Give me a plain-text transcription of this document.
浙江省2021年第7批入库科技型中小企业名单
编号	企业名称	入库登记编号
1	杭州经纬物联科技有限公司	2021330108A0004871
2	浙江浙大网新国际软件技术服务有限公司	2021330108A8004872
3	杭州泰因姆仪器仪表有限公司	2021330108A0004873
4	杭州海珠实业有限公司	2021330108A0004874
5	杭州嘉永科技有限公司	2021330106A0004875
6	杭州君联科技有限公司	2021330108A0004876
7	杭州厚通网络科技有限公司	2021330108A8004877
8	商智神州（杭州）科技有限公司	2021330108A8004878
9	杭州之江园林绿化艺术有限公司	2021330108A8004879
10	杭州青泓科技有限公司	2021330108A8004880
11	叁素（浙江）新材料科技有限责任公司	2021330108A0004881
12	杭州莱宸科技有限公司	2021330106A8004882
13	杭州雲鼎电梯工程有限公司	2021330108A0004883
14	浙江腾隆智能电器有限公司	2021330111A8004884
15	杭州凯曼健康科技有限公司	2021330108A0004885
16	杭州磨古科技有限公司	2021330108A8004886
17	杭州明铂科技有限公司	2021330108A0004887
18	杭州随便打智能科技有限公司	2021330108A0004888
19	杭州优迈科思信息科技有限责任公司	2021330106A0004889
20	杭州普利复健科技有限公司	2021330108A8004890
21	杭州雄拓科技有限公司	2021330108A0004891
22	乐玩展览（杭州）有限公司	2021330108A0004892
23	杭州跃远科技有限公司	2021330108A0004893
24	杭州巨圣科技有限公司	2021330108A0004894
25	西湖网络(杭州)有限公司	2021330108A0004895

* * *

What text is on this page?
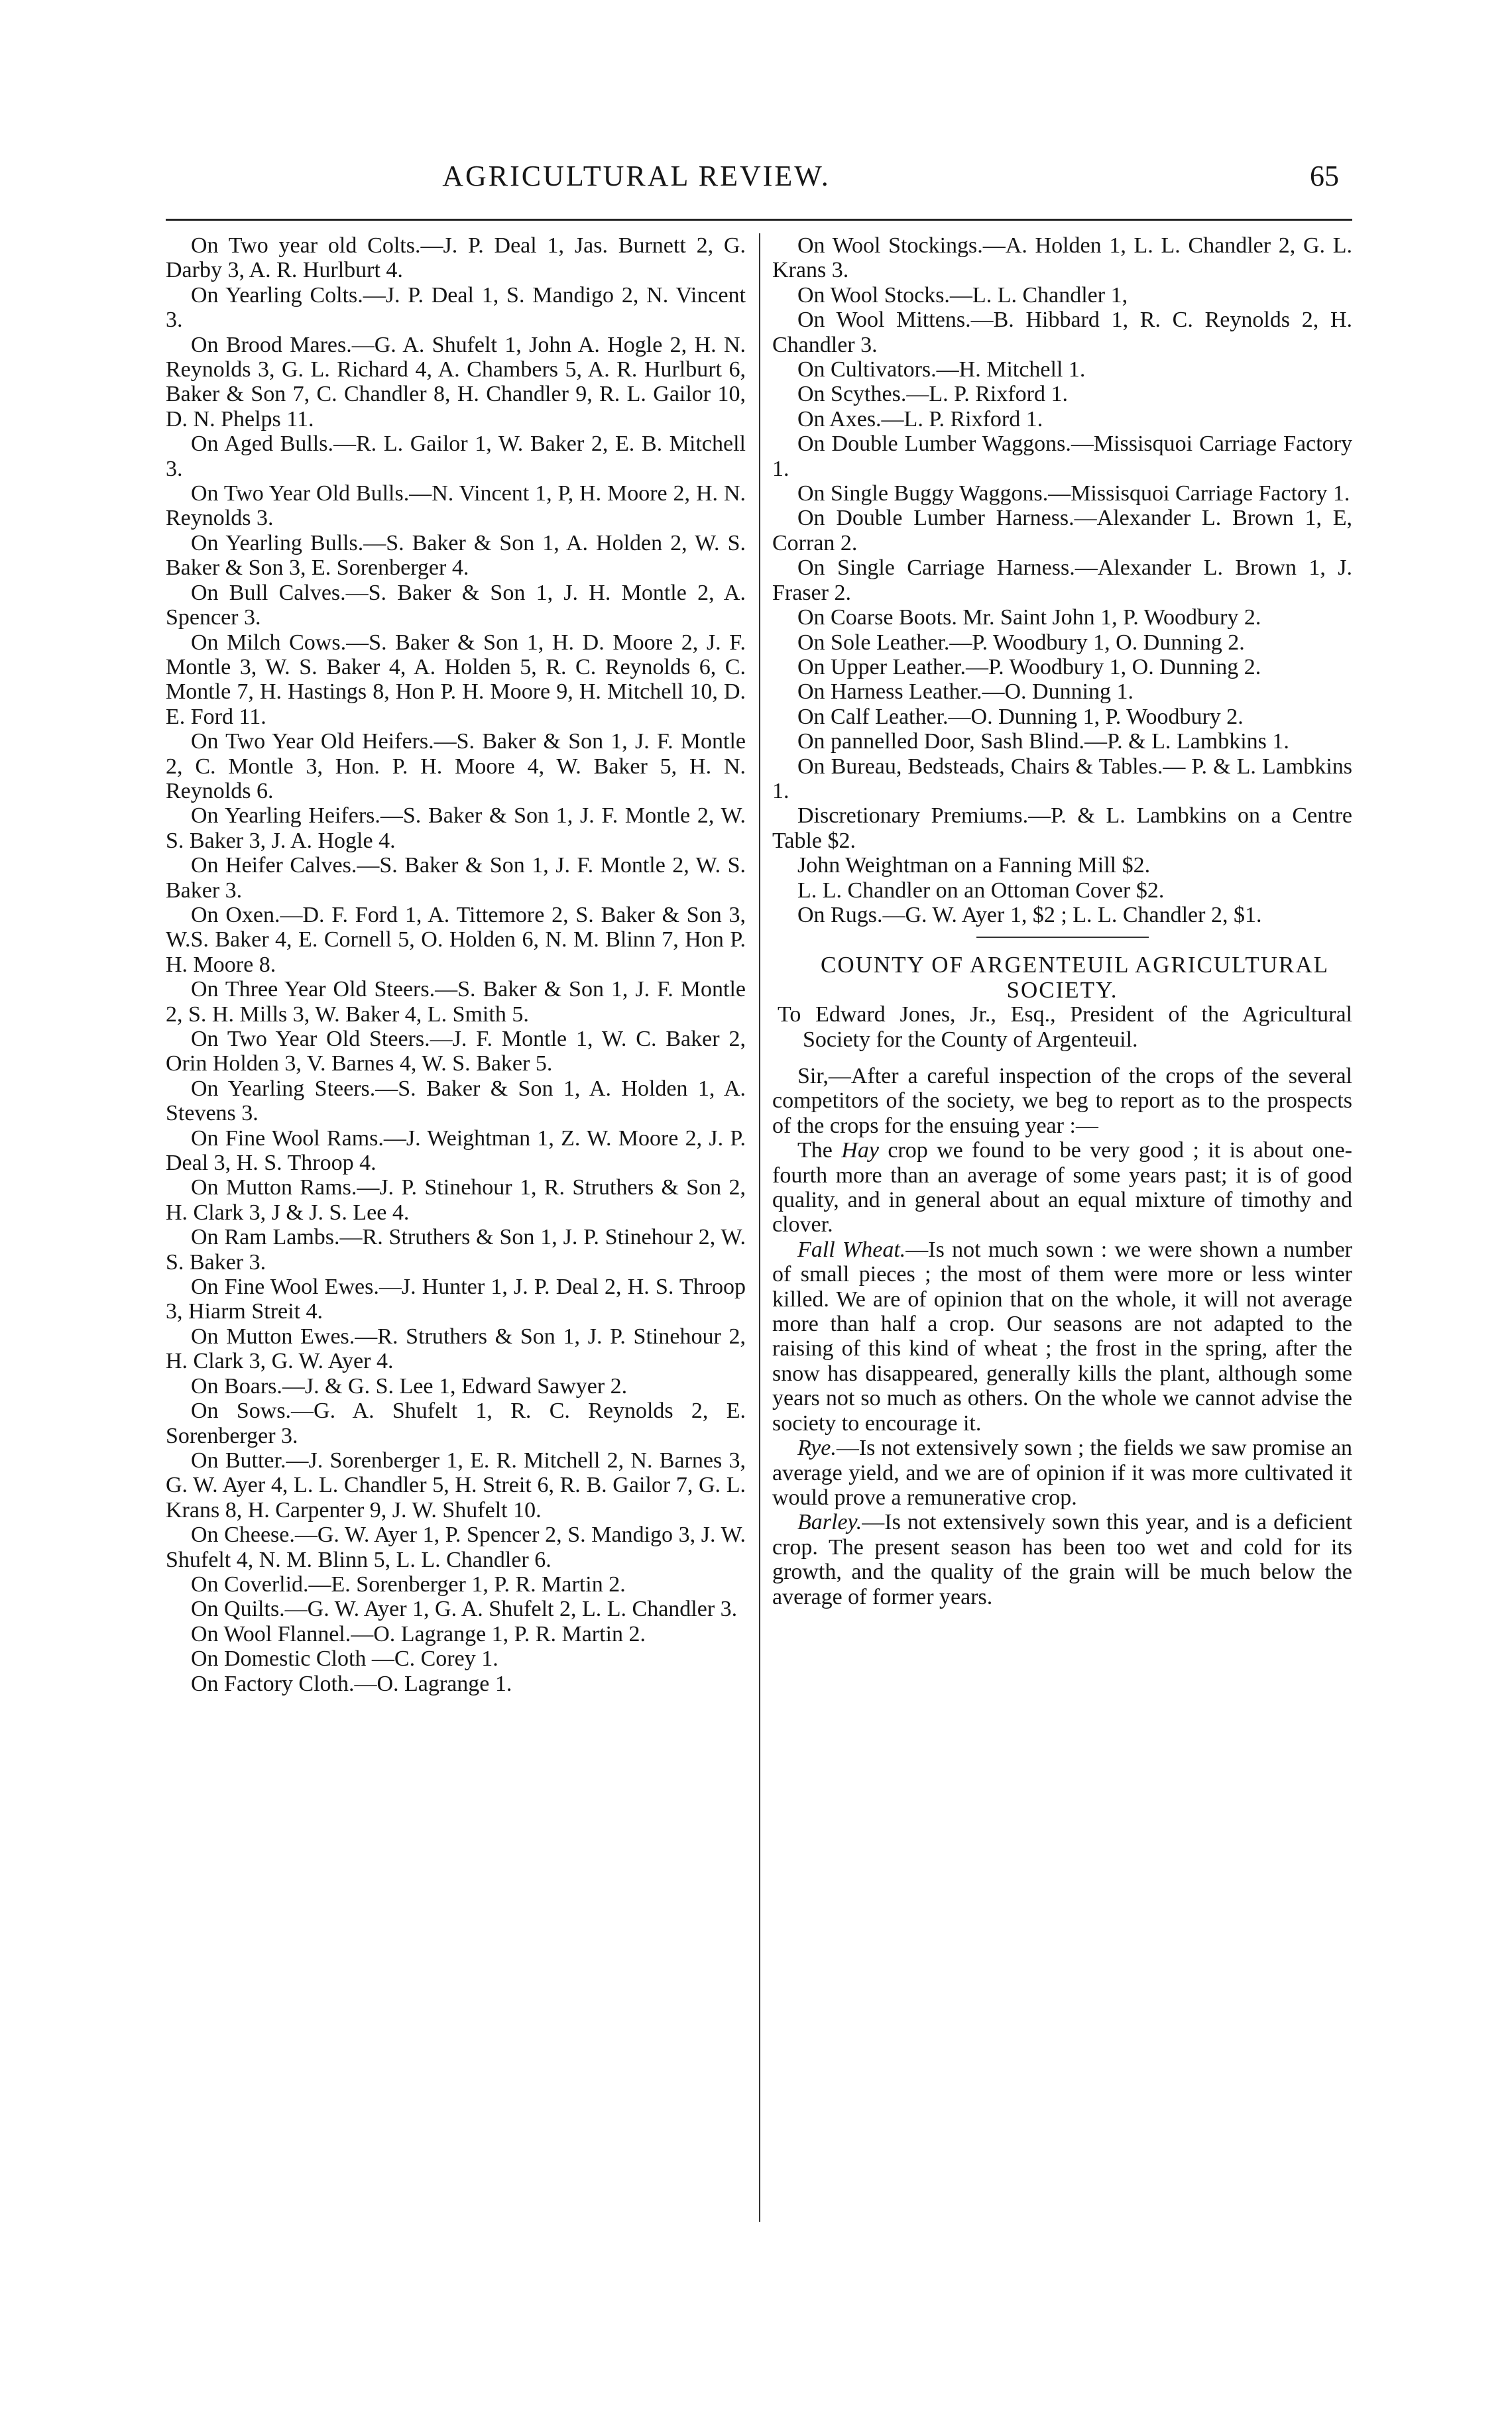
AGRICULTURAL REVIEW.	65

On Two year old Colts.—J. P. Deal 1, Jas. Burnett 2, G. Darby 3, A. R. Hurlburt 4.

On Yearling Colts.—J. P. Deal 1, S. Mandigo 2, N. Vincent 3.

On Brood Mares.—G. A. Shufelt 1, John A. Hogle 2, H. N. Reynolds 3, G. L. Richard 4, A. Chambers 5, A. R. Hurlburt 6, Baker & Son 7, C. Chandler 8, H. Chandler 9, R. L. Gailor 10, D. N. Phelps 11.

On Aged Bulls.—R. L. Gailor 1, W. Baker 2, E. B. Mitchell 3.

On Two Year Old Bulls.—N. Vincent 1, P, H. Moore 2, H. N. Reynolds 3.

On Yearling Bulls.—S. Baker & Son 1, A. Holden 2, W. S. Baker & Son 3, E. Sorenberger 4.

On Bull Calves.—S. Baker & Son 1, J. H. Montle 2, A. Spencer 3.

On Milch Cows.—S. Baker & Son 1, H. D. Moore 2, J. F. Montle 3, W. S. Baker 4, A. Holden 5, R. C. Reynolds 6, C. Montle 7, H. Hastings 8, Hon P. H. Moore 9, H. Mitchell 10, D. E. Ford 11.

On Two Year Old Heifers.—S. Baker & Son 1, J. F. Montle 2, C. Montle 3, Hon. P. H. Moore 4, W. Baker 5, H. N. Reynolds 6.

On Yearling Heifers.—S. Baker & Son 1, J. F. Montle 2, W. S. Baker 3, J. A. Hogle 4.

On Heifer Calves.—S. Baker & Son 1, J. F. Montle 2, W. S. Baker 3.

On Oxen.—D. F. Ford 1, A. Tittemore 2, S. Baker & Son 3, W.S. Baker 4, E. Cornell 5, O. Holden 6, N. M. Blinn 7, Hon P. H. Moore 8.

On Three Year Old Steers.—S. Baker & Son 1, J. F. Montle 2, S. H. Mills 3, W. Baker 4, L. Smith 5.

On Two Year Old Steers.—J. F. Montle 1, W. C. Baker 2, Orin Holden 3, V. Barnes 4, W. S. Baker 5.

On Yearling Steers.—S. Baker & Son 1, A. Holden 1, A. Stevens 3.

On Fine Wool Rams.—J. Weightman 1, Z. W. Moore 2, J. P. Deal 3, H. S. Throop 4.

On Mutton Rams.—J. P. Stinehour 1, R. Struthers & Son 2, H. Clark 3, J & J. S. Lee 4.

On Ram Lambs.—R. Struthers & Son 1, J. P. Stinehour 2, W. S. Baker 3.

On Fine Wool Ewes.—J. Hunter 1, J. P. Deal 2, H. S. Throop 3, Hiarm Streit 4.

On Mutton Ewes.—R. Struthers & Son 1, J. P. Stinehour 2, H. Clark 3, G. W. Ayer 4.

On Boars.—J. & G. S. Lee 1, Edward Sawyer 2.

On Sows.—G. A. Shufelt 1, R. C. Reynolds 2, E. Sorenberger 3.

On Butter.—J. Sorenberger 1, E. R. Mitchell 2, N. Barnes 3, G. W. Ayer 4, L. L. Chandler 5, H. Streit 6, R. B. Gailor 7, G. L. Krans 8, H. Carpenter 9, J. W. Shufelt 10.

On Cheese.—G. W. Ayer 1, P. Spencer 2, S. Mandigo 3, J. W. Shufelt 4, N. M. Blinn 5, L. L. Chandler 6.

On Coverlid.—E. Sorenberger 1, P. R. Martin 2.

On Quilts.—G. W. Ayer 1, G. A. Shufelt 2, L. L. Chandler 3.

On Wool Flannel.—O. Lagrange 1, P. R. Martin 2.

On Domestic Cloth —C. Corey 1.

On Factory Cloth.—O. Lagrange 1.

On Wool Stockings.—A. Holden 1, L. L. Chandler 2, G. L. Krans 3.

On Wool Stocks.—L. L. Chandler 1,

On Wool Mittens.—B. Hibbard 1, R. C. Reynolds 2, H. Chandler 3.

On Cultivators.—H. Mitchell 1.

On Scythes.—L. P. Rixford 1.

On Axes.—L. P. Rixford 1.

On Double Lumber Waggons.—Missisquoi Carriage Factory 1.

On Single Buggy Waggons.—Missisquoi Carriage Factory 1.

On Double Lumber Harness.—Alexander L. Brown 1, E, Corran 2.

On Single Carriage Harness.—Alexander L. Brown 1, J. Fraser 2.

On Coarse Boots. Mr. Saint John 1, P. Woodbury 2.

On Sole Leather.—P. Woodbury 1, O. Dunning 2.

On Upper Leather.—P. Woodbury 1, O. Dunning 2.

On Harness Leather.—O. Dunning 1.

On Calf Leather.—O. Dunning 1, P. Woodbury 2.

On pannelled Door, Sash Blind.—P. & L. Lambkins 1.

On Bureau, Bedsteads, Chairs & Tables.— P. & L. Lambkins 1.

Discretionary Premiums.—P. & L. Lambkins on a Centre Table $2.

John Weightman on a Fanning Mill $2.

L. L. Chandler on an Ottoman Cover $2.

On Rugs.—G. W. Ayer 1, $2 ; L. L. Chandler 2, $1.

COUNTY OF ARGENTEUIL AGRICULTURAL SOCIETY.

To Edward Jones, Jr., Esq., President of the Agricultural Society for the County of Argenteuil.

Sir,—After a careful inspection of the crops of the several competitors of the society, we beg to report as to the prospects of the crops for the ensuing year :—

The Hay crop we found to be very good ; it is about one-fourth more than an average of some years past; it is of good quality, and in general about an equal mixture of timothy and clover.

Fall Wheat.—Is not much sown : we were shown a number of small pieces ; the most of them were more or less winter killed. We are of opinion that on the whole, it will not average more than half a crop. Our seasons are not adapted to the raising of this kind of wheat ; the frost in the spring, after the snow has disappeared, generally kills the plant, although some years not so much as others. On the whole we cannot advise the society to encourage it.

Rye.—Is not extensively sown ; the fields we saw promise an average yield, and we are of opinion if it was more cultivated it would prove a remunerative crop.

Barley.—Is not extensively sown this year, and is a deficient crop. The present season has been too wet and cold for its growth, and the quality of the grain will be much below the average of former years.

| What is needed |
Copy each line in the data that holds the word "Woodbury".

| Response |
On Coarse Boots. Mr. Saint John 1, P. Woodbury 2.
On Sole Leather.—P. Woodbury 1, O. Dunning 2.
On Upper Leather.—P. Woodbury 1, O. Dunning 2.
On Calf Leather.—O. Dunning 1, P. Woodbury 2.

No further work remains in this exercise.